### [REQUEST]
Output the full listing word for word.

### [DATASET]
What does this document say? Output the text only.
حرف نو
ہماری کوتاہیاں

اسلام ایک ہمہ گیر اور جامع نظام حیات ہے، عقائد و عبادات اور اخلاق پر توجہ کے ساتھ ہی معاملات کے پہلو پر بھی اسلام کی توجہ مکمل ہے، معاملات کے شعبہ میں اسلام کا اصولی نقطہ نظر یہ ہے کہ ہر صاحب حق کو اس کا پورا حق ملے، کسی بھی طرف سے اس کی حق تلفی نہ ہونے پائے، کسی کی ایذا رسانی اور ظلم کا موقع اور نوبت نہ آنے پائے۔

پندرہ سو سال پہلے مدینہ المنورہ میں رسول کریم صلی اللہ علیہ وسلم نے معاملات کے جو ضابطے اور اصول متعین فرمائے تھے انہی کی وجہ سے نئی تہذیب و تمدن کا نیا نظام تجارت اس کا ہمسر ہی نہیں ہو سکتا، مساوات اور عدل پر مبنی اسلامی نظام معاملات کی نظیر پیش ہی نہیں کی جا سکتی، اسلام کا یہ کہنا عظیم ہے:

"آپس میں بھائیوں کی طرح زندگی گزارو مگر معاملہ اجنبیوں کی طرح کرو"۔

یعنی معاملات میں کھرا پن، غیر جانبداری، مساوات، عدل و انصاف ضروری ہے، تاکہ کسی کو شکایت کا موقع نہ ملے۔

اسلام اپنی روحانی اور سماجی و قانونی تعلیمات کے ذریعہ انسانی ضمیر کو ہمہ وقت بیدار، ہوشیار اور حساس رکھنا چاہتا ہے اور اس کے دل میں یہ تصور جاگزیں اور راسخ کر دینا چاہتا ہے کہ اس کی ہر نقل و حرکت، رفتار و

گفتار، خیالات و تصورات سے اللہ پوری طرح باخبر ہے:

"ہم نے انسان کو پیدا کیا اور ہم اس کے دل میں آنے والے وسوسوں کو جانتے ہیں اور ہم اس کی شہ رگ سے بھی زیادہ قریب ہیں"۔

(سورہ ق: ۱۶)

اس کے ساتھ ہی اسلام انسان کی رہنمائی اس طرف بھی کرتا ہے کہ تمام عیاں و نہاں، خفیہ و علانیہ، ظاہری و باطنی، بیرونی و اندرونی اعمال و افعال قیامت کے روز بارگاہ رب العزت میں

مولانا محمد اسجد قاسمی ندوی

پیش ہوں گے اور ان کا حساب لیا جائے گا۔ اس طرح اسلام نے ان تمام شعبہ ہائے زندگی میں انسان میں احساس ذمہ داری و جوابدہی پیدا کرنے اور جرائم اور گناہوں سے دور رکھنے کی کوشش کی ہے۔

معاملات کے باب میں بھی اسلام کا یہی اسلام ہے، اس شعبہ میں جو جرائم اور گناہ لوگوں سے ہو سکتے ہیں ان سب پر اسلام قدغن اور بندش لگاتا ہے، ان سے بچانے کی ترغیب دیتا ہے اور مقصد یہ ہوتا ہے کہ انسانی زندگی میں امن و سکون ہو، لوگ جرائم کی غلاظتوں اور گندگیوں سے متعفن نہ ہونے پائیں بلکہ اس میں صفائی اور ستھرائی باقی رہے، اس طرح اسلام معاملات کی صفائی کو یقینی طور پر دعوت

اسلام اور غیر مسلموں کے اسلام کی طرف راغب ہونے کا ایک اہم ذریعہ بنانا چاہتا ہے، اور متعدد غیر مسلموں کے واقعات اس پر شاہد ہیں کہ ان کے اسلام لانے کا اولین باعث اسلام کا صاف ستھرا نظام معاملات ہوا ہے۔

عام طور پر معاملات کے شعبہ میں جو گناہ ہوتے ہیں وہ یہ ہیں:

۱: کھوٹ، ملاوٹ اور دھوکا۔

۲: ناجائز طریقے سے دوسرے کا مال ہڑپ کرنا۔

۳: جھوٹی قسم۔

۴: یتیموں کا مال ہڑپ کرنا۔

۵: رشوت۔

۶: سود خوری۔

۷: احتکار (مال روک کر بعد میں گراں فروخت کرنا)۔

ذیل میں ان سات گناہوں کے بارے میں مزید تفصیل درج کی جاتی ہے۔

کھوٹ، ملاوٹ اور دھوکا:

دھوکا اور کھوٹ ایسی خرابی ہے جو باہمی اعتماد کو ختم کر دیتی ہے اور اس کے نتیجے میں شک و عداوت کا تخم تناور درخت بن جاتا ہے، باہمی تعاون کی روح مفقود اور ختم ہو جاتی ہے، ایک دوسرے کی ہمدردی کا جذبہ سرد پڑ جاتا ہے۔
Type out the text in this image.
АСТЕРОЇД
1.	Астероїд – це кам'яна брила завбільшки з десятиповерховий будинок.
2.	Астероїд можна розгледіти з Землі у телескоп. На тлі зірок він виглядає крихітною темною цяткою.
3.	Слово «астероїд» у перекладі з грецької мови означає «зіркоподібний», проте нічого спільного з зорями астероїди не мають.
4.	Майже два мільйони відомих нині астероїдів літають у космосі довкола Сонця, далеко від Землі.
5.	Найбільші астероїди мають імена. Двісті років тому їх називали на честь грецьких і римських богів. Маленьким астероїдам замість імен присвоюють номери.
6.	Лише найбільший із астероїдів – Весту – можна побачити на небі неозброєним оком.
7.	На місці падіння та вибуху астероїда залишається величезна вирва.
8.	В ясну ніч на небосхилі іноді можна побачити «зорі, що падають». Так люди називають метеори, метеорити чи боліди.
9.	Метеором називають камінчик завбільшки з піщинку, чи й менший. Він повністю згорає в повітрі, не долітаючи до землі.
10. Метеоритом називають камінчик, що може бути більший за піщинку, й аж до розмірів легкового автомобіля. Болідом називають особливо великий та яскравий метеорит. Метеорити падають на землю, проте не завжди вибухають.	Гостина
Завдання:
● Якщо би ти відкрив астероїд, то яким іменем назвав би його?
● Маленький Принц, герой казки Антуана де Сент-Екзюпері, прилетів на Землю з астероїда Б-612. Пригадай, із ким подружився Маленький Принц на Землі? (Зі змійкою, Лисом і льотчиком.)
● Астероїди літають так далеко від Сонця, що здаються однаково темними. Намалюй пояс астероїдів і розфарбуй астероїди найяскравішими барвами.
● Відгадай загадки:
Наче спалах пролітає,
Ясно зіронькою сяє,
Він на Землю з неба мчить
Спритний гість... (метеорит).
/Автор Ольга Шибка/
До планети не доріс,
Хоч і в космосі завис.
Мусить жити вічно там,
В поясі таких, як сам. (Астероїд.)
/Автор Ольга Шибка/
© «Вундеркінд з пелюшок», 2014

### [FINISHED ANSWER]
What does this document say? Output the text only.
حرف نو
ہماری کوتاہیاں

اسلام ایک ہمہ گیر اور جامع نظام حیات ہے، عقائد و عبادات اور اخلاق پر توجہ کے ساتھ ہی معاملات کے پہلو پر بھی اسلام کی توجہ مکمل ہے، معاملات کے شعبہ میں اسلام کا اصولی نقطہ نظر یہ ہے کہ ہر صاحب حق کو اس کا پورا حق ملے، کسی بھی طرف سے اس کی حق تلفی نہ ہونے پائے، کسی کی ایذا رسانی اور ظلم کا موقع اور نوبت نہ آنے پائے۔

پندرہ سو سال پہلے مدینہ المنورہ میں رسول کریم صلی اللہ علیہ وسلم نے معاملات کے جو ضابطے اور اصول متعین فرمائے تھے انہی کی وجہ سے نئی تہذیب و تمدن کا نیا نظام تجارت اس کا ہمسر ہی نہیں ہو سکتا، مساوات اور عدل پر مبنی اسلامی نظام معاملات کی نظیر پیش ہی نہیں کی جا سکتی، اسلام کا یہ کہنا عظیم ہے:

"آپس میں بھائیوں کی طرح زندگی گزارو مگر معاملہ اجنبیوں کی طرح کرو"۔

یعنی معاملات میں کھرا پن، غیر جانبداری، مساوات، عدل و انصاف ضروری ہے، تاکہ کسی کو شکایت کا موقع نہ ملے۔

اسلام اپنی روحانی اور سماجی و قانونی تعلیمات کے ذریعہ انسانی ضمیر کو ہمہ وقت بیدار، ہوشیار اور حساس رکھنا چاہتا ہے اور اس کے دل میں یہ تصور جاگزیں اور راسخ کر دینا چاہتا ہے کہ اس کی ہر نقل و حرکت، رفتار و

گفتار، خیالات و تصورات سے اللہ پوری طرح باخبر ہے:

"ہم نے انسان کو پیدا کیا اور ہم اس کے دل میں آنے والے وسوسوں کو جانتے ہیں اور ہم اس کی شہ رگ سے بھی زیادہ قریب ہیں"۔

(سورہ ق: ۱۶)

اس کے ساتھ ہی اسلام انسان کی رہنمائی اس طرف بھی کرتا ہے کہ تمام عیاں و نہاں، خفیہ و علانیہ، ظاہری و باطنی، بیرونی و اندرونی اعمال و افعال قیامت کے روز بارگاہ رب العزت میں

مولانا محمد اسجد قاسمی ندوی

پیش ہوں گے اور ان کا حساب لیا جائے گا۔ اس طرح اسلام نے ان تمام شعبہ ہائے زندگی میں انسان میں احساس ذمہ داری و جوابدہی پیدا کرنے اور جرائم اور گناہوں سے دور رکھنے کی کوشش کی ہے۔

معاملات کے باب میں بھی اسلام کا یہی اسلام ہے، اس شعبہ میں جو جرائم اور گناہ لوگوں سے ہو سکتے ہیں ان سب پر اسلام قدغن اور بندش لگاتا ہے، ان سے بچانے کی ترغیب دیتا ہے اور مقصد یہ ہوتا ہے کہ انسانی زندگی میں امن و سکون ہو، لوگ جرائم کی غلاظتوں اور گندگیوں سے متعفن نہ ہونے پائیں بلکہ اس میں صفائی اور ستھرائی باقی رہے، اس طرح اسلام معاملات کی صفائی کو یقینی طور پر دعوت

اسلام اور غیر مسلموں کے اسلام کی طرف راغب ہونے کا ایک اہم ذریعہ بنانا چاہتا ہے، اور متعدد غیر مسلموں کے واقعات اس پر شاہد ہیں کہ ان کے اسلام لانے کا اولین باعث اسلام کا صاف ستھرا نظام معاملات ہوا ہے۔

عام طور پر معاملات کے شعبہ میں جو گناہ ہوتے ہیں وہ یہ ہیں:

۱: کھوٹ، ملاوٹ اور دھوکا۔

۲: ناجائز طریقے سے دوسرے کا مال ہڑپ کرنا۔

۳: جھوٹی قسم۔

۴: یتیموں کا مال ہڑپ کرنا۔

۵: رشوت۔

۶: سود خوری۔

۷: احتکار (مال روک کر بعد میں گراں فروخت کرنا)۔

ذیل میں ان سات گناہوں کے بارے میں مزید تفصیل درج کی جاتی ہے۔

کھوٹ، ملاوٹ اور دھوکا:

دھوکا اور کھوٹ ایسی خرابی ہے جو باہمی اعتماد کو ختم کر دیتی ہے اور اس کے نتیجے میں شک و عداوت کا تخم تناور درخت بن جاتا ہے، باہمی تعاون کی روح مفقود اور ختم ہو جاتی ہے، ایک دوسرے کی ہمدردی کا جذبہ سرد پڑ جاتا ہے۔
Type out the text in this image.
АСТЕРОЇД
1.	Астероїд – це кам'яна брила завбільшки з десятиповерховий будинок.
2.	Астероїд можна розгледіти з Землі у телескоп. На тлі зірок він виглядає крихітною темною цяткою.
3.	Слово «астероїд» у перекладі з грецької мови означає «зіркоподібний», проте нічого спільного з зорями астероїди не мають.
4.	Майже два мільйони відомих нині астероїдів літають у космосі довкола Сонця, далеко від Землі.
5.	Найбільші астероїди мають імена. Двісті років тому їх називали на честь грецьких і римських богів. Маленьким астероїдам замість імен присвоюють номери.
6.	Лише найбільший із астероїдів – Весту – можна побачити на небі неозброєним оком.
7.	На місці падіння та вибуху астероїда залишається величезна вирва.
8.	В ясну ніч на небосхилі іноді можна побачити «зорі, що падають». Так люди називають метеори, метеорити чи боліди.
9.	Метеором називають камінчик завбільшки з піщинку, чи й менший. Він повністю згорає в повітрі, не долітаючи до землі.
10. Метеоритом називають камінчик, що може бути більший за піщинку, й аж до розмірів легкового автомобіля. Болідом називають особливо великий та яскравий метеорит. Метеорити падають на землю, проте не завжди вибухають.	Гостина
Завдання:
● Якщо би ти відкрив астероїд, то яким іменем назвав би його?
● Маленький Принц, герой казки Антуана де Сент-Екзюпері, прилетів на Землю з астероїда Б-612. Пригадай, із ким подружився Маленький Принц на Землі? (Зі змійкою, Лисом і льотчиком.)
● Астероїди літають так далеко від Сонця, що здаються однаково темними. Намалюй пояс астероїдів і розфарбуй астероїди найяскравішими барвами.
● Відгадай загадки:
Наче спалах пролітає,
Ясно зіронькою сяє,
Він на Землю з неба мчить
Спритний гість... (метеорит).
/Автор Ольга Шибка/
До планети не доріс,
Хоч і в космосі завис.
Мусить жити вічно там,
В поясі таких, як сам. (Астероїд.)
/Автор Ольга Шибка/
© «Вундеркінд з пелюшок», 2014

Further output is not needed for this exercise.